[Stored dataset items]

--- BEGIN ---

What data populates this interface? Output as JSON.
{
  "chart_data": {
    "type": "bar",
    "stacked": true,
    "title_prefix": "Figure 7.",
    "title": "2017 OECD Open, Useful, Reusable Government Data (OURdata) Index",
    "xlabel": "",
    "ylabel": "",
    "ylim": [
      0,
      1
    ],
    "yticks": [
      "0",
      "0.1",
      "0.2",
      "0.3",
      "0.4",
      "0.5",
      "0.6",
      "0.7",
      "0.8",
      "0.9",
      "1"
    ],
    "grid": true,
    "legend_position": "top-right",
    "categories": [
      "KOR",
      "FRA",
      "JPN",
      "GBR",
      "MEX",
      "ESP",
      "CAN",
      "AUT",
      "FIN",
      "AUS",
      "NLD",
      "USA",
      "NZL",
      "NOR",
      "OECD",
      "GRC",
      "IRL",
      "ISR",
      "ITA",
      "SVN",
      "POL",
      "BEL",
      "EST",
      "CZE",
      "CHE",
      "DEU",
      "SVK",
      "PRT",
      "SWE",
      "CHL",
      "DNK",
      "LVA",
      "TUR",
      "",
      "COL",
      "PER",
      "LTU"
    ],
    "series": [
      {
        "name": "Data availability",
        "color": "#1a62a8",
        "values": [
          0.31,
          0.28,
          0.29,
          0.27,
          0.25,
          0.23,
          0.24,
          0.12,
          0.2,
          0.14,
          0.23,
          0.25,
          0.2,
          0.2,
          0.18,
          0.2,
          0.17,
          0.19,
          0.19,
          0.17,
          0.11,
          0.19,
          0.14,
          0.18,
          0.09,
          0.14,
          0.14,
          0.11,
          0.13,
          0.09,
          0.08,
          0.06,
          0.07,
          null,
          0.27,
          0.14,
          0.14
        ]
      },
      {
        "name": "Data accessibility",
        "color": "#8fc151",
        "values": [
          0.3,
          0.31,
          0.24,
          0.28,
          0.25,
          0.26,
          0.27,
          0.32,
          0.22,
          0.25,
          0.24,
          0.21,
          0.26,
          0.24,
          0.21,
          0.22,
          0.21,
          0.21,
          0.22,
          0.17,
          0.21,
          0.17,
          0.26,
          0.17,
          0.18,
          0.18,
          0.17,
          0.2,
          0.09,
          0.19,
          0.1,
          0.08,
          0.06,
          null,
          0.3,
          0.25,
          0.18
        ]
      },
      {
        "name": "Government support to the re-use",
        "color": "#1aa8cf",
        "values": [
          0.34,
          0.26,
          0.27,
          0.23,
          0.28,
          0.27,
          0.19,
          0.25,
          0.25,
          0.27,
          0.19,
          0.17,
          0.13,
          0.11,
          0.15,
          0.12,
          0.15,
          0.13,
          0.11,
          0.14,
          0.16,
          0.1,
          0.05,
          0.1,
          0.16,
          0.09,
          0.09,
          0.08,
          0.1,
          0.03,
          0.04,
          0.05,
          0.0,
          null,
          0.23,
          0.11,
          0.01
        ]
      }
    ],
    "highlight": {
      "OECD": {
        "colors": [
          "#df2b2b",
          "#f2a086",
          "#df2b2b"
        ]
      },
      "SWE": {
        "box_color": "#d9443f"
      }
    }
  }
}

--- END ---

Above are the records; copy all of them exactly.

**ANSWER**
What data populates this interface? Output as JSON.
{
  "chart_data": {
    "type": "bar",
    "stacked": true,
    "title_prefix": "Figure 7.",
    "title": "2017 OECD Open, Useful, Reusable Government Data (OURdata) Index",
    "xlabel": "",
    "ylabel": "",
    "ylim": [
      0,
      1
    ],
    "yticks": [
      "0",
      "0.1",
      "0.2",
      "0.3",
      "0.4",
      "0.5",
      "0.6",
      "0.7",
      "0.8",
      "0.9",
      "1"
    ],
    "grid": true,
    "legend_position": "top-right",
    "categories": [
      "KOR",
      "FRA",
      "JPN",
      "GBR",
      "MEX",
      "ESP",
      "CAN",
      "AUT",
      "FIN",
      "AUS",
      "NLD",
      "USA",
      "NZL",
      "NOR",
      "OECD",
      "GRC",
      "IRL",
      "ISR",
      "ITA",
      "SVN",
      "POL",
      "BEL",
      "EST",
      "CZE",
      "CHE",
      "DEU",
      "SVK",
      "PRT",
      "SWE",
      "CHL",
      "DNK",
      "LVA",
      "TUR",
      "",
      "COL",
      "PER",
      "LTU"
    ],
    "series": [
      {
        "name": "Data availability",
        "color": "#1a62a8",
        "values": [
          0.31,
          0.28,
          0.29,
          0.27,
          0.25,
          0.23,
          0.24,
          0.12,
          0.2,
          0.14,
          0.23,
          0.25,
          0.2,
          0.2,
          0.18,
          0.2,
          0.17,
          0.19,
          0.19,
          0.17,
          0.11,
          0.19,
          0.14,
          0.18,
          0.09,
          0.14,
          0.14,
          0.11,
          0.13,
          0.09,
          0.08,
          0.06,
          0.07,
          null,
          0.27,
          0.14,
          0.14
        ]
      },
      {
        "name": "Data accessibility",
        "color": "#8fc151",
        "values": [
          0.3,
          0.31,
          0.24,
          0.28,
          0.25,
          0.26,
          0.27,
          0.32,
          0.22,
          0.25,
          0.24,
          0.21,
          0.26,
          0.24,
          0.21,
          0.22,
          0.21,
          0.21,
          0.22,
          0.17,
          0.21,
          0.17,
          0.26,
          0.17,
          0.18,
          0.18,
          0.17,
          0.2,
          0.09,
          0.19,
          0.1,
          0.08,
          0.06,
          null,
          0.3,
          0.25,
          0.18
        ]
      },
      {
        "name": "Government support to the re-use",
        "color": "#1aa8cf",
        "values": [
          0.34,
          0.26,
          0.27,
          0.23,
          0.28,
          0.27,
          0.19,
          0.25,
          0.25,
          0.27,
          0.19,
          0.17,
          0.13,
          0.11,
          0.15,
          0.12,
          0.15,
          0.13,
          0.11,
          0.14,
          0.16,
          0.1,
          0.05,
          0.1,
          0.16,
          0.09,
          0.09,
          0.08,
          0.1,
          0.03,
          0.04,
          0.05,
          0.0,
          null,
          0.23,
          0.11,
          0.01
        ]
      }
    ],
    "highlight": {
      "OECD": {
        "colors": [
          "#df2b2b",
          "#f2a086",
          "#df2b2b"
        ]
      },
      "SWE": {
        "box_color": "#d9443f"
      }
    }
  }
}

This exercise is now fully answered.